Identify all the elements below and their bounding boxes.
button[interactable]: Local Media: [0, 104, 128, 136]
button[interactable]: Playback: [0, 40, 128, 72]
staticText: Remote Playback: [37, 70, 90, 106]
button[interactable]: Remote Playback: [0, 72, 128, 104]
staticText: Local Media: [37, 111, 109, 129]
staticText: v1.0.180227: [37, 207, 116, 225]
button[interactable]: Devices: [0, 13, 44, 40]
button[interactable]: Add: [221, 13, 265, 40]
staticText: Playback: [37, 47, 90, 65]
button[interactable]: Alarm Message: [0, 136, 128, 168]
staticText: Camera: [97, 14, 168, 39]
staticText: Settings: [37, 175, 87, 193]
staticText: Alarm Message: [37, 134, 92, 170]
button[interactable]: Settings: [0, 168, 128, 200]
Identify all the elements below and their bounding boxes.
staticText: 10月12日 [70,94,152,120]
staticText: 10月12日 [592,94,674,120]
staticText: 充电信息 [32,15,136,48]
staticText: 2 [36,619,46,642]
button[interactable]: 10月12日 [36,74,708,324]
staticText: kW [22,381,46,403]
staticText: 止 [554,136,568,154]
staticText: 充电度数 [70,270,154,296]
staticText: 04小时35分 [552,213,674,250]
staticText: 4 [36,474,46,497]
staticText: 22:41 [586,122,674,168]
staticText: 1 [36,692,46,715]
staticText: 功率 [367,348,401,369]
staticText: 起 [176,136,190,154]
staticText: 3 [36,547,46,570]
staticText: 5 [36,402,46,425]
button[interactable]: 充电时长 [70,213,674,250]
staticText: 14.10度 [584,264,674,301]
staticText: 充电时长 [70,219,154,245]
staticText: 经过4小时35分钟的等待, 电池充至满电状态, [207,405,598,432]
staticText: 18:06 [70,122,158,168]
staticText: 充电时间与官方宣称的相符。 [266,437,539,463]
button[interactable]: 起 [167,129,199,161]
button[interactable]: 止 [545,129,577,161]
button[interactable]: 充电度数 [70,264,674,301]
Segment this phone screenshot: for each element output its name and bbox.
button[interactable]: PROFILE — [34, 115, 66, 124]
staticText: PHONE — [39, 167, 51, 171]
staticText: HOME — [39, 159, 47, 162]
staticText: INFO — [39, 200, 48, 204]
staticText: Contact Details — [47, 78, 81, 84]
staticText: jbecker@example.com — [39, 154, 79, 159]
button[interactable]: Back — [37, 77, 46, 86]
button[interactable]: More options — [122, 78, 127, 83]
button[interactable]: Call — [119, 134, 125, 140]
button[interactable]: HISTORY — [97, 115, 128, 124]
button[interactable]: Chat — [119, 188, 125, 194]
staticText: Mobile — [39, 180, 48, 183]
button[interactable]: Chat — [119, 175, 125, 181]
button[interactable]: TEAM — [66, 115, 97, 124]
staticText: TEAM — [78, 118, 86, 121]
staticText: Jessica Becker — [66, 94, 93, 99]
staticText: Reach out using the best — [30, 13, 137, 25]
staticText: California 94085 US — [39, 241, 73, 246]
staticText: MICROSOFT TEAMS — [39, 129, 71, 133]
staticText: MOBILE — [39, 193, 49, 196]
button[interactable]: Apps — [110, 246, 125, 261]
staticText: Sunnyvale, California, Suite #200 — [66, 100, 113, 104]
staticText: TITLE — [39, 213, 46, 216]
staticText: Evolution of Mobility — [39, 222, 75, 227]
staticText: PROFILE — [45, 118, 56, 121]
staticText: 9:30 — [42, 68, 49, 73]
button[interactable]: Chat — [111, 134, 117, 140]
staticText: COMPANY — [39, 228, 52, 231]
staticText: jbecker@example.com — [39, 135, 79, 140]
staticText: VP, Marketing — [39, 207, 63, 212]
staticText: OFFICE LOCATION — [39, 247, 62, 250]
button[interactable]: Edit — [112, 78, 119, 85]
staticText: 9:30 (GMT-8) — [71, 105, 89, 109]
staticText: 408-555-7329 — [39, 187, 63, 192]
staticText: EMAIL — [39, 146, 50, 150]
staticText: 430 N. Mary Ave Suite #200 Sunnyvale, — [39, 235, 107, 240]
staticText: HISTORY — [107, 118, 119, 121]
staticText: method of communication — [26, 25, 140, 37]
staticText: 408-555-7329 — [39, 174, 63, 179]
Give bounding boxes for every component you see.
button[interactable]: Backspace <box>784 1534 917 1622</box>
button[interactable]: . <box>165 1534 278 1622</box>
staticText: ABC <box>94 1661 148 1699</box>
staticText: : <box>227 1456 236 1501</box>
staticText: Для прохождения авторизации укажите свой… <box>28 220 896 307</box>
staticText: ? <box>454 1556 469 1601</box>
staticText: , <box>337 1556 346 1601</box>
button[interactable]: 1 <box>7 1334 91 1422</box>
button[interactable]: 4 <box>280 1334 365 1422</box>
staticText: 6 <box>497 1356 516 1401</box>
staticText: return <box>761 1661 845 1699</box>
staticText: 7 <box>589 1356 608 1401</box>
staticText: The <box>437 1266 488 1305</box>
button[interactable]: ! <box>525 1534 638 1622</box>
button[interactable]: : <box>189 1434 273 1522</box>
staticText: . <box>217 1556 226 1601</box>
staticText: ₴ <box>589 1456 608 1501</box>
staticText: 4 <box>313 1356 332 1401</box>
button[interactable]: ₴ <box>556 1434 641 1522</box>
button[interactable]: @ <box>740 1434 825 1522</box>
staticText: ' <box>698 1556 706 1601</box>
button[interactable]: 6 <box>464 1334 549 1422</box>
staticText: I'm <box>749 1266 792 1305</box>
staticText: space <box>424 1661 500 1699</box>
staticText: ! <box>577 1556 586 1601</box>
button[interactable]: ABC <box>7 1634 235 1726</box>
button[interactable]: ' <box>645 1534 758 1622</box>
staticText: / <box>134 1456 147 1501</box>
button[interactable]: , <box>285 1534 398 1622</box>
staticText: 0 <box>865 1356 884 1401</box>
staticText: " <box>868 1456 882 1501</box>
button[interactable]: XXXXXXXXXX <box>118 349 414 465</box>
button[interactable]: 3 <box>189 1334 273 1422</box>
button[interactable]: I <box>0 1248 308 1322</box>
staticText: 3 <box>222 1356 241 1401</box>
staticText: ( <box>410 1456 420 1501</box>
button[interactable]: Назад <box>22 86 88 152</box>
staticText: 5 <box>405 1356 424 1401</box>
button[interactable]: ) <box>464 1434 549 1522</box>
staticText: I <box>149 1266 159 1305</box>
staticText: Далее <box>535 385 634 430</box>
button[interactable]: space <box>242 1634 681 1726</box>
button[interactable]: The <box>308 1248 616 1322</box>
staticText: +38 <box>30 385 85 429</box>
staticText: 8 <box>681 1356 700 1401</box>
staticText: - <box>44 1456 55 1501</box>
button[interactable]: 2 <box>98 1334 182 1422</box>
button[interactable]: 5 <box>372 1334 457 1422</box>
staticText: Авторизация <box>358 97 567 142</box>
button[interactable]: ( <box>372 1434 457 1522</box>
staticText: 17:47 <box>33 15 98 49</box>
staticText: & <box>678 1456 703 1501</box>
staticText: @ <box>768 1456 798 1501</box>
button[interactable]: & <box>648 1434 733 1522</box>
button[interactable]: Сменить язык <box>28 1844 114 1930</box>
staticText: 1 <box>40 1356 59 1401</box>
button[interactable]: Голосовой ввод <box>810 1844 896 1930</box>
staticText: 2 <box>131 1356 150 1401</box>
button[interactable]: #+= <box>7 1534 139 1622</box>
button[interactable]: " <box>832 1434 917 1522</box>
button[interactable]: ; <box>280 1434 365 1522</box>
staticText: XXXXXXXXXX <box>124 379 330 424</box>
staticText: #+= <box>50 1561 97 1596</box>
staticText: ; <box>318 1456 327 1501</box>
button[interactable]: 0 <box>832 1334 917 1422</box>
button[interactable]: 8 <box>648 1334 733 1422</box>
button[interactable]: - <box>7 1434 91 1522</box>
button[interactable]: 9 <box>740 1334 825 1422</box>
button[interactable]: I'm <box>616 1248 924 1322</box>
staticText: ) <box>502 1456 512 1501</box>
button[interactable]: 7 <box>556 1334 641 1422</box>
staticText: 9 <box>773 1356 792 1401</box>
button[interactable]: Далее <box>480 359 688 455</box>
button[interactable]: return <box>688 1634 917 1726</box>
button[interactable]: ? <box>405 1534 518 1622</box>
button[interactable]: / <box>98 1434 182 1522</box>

Goal of the exercise:
Gather each line of the material above that contains the string "jbecker", and copy every one of them.

The reply:
staticText: jbecker@example.com — [39, 154, 79, 159]
staticText: jbecker@example.com — [39, 135, 79, 140]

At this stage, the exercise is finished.